----- Information given -----

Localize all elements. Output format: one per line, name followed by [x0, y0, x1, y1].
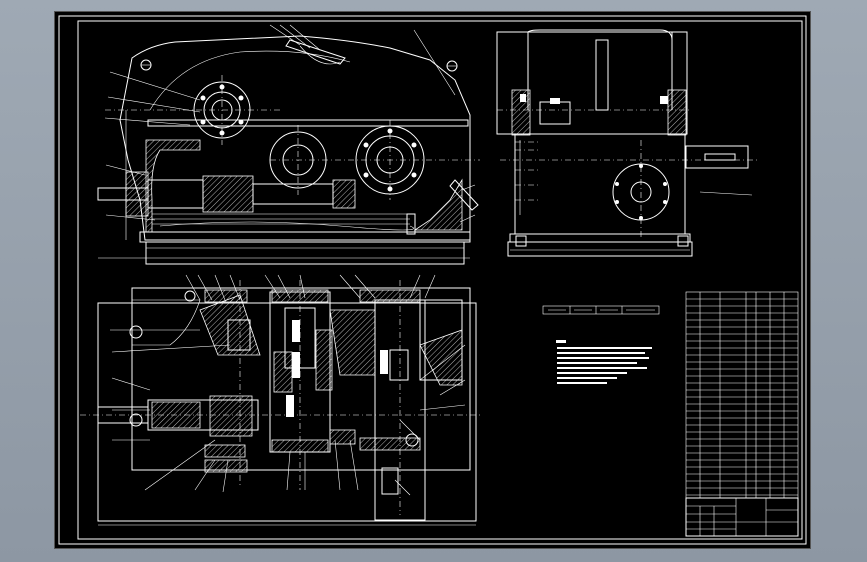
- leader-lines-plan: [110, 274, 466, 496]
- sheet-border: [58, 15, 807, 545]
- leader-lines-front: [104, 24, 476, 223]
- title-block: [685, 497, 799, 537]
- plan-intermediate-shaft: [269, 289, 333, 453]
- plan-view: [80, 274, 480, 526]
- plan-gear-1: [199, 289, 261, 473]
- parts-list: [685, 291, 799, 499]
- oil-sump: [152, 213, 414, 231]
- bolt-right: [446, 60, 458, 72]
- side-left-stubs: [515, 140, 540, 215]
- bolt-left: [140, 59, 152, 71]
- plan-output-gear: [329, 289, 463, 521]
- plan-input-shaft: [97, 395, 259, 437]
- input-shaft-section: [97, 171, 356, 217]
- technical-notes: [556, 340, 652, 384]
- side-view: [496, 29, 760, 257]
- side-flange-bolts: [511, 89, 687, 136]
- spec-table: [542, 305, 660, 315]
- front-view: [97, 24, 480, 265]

-----

» Task statement:
Give the lines above as a Markdown table with two columns, "Row" for a running number and "Line text" for the line itself. Skip any blank lines, and leave the picture out of the table.

» Completed task:
| Row | Line text |
|---|---|
| 1 | Localize all elements. Output format: one per line, name followed by [x0, y0, x1, y1]. |
| 2 | - leader-lines-plan: [110, 274, 466, 496] |
| 3 | - sheet-border: [58, 15, 807, 545] |
| 4 | - leader-lines-front: [104, 24, 476, 223] |
| 5 | - title-block: [685, 497, 799, 537] |
| 6 | - plan-intermediate-shaft: [269, 289, 333, 453] |
| 7 | - plan-view: [80, 274, 480, 526] |
| 8 | - plan-gear-1: [199, 289, 261, 473] |
| 9 | - parts-list: [685, 291, 799, 499] |
| 10 | - oil-sump: [152, 213, 414, 231] |
| 11 | - bolt-right: [446, 60, 458, 72] |
| 12 | - side-left-stubs: [515, 140, 540, 215] |
| 13 | - bolt-left: [140, 59, 152, 71] |
| 14 | - plan-output-gear: [329, 289, 463, 521] |
| 15 | - plan-input-shaft: [97, 395, 259, 437] |
| 16 | - input-shaft-section: [97, 171, 356, 217] |
| 17 | - technical-notes: [556, 340, 652, 384] |
| 18 | - side-view: [496, 29, 760, 257] |
| 19 | - side-flange-bolts: [511, 89, 687, 136] |
| 20 | - spec-table: [542, 305, 660, 315] |
| 21 | - front-view: [97, 24, 480, 265] |